>>

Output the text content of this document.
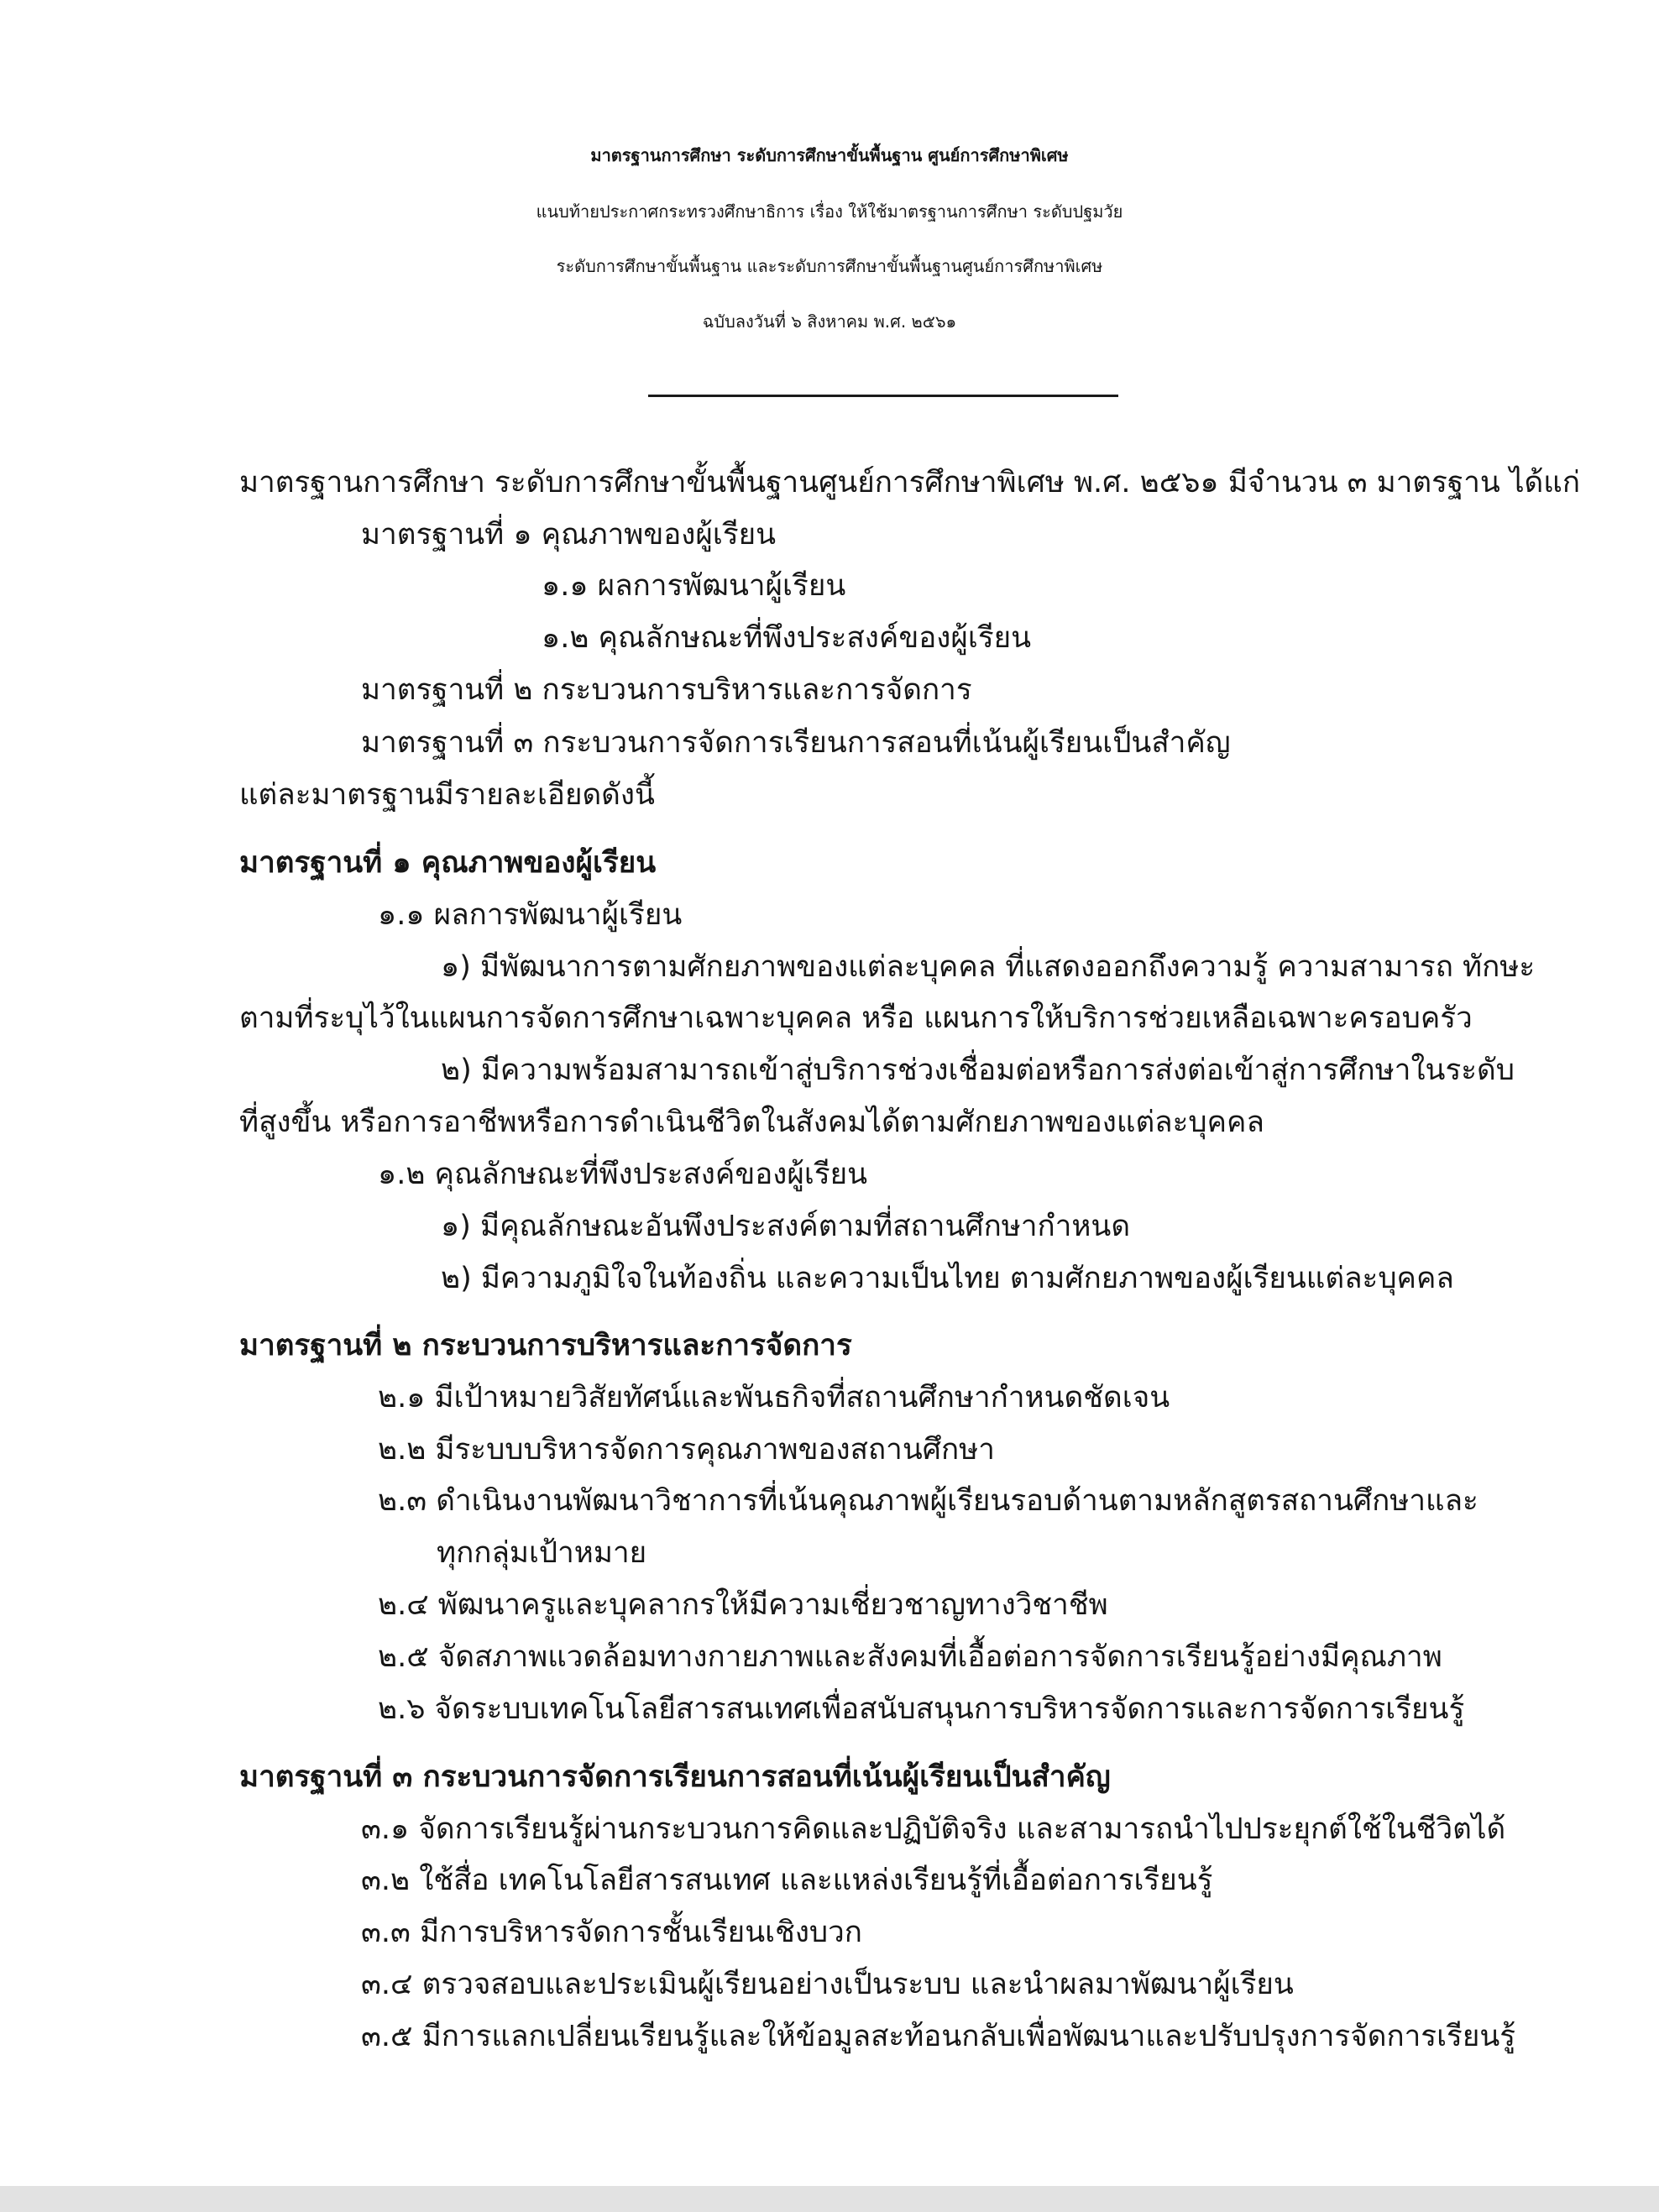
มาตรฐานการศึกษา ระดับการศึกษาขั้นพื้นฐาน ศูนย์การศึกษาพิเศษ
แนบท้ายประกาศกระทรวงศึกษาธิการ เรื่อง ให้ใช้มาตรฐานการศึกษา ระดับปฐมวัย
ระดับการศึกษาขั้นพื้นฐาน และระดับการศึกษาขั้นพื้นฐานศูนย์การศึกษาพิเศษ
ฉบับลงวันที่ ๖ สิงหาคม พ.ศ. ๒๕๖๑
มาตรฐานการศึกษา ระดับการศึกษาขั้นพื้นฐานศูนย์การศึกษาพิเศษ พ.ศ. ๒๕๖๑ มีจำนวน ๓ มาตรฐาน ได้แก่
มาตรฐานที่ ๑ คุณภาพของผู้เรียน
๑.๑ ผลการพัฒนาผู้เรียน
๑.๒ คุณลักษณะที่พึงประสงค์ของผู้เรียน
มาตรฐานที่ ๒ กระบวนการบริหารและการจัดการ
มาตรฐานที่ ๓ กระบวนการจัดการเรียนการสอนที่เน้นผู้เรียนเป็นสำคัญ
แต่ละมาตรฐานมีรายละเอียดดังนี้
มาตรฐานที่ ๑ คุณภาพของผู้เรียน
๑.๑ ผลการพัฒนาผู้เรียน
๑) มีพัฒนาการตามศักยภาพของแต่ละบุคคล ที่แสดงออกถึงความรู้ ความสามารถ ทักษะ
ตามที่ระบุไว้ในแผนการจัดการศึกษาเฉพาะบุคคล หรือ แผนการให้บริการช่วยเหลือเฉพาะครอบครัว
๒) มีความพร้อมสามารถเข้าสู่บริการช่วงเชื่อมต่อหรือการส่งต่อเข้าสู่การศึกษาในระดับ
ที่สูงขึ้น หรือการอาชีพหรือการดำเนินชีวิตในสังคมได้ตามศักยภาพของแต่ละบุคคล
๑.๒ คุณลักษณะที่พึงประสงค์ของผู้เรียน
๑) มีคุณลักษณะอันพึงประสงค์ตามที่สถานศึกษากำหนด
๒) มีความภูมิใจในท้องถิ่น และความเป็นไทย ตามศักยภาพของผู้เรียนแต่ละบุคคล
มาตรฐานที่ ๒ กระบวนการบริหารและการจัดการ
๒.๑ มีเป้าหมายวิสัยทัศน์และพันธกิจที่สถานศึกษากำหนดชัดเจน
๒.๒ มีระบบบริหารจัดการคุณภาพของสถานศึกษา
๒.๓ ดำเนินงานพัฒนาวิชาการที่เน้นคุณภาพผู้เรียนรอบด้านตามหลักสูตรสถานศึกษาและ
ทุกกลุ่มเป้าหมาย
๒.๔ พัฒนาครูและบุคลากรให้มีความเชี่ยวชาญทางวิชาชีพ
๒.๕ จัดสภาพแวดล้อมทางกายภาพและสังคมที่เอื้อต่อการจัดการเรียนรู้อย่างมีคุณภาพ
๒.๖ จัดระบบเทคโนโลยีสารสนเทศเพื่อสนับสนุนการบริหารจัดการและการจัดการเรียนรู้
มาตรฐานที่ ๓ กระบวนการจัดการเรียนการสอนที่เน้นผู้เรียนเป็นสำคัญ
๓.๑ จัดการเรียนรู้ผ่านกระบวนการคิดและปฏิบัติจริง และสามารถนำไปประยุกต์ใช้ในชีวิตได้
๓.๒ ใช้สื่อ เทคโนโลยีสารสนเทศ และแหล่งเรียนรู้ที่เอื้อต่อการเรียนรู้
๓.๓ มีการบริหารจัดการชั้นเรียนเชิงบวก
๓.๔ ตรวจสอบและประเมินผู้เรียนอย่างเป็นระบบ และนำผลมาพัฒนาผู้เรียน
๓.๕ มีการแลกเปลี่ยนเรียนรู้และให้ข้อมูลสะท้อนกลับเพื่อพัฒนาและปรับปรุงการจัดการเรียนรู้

<<

* THE PROBLEM
Each line that contains the string "กษาพ" counts once; report how many such lines the entries have, giving only the number.

* COMPLETE OUTPUT
3